REQUEST - State how many lines in the records hold the word "Mobile", giving the number and no other text.

=== PROVIDED DATA ===

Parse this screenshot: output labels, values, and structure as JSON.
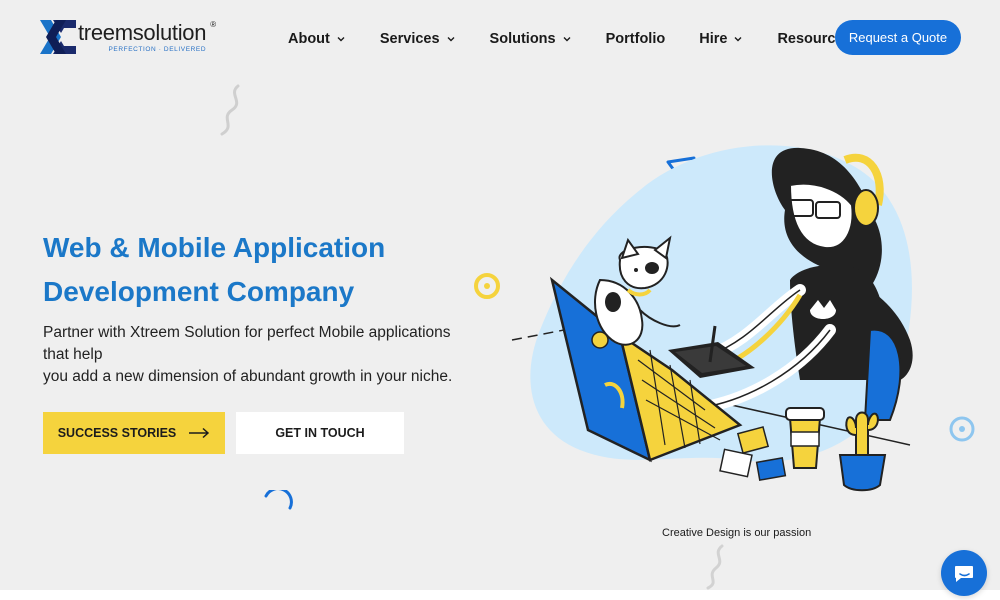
{
  "header": {
    "brand": {
      "name": "treemsolution",
      "registered": "®",
      "tagline": "PERFECTION · DELIVERED"
    },
    "nav": [
      {
        "label": "About",
        "dropdown": true
      },
      {
        "label": "Services",
        "dropdown": true
      },
      {
        "label": "Solutions",
        "dropdown": true
      },
      {
        "label": "Portfolio",
        "dropdown": false
      },
      {
        "label": "Hire",
        "dropdown": true
      },
      {
        "label": "Resources",
        "dropdown": true
      }
    ],
    "cta_label": "Request a Quote"
  },
  "hero": {
    "title_line1": "Web & Mobile Application",
    "title_line2": "Development Company",
    "desc_line1": "Partner with Xtreem Solution for perfect Mobile applications",
    "desc_line2": "that help",
    "desc_line3": "you add a new dimension of abundant growth in your niche.",
    "primary_button": "SUCCESS STORIES",
    "secondary_button": "GET IN TOUCH",
    "illustration_caption": "Creative Design is our passion"
  },
  "icons": {
    "logo": "xtreem-x-logo",
    "chevron": "chevron-down-icon",
    "arrow": "arrow-right-icon",
    "chat": "chat-bubble-icon"
  },
  "colors": {
    "brand_blue": "#1770d8",
    "heading_blue": "#1b78c8",
    "accent_yellow": "#f5d33d",
    "background": "#efefef",
    "blob": "#cde9fb"
  }
}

===

THE ANSWER - 2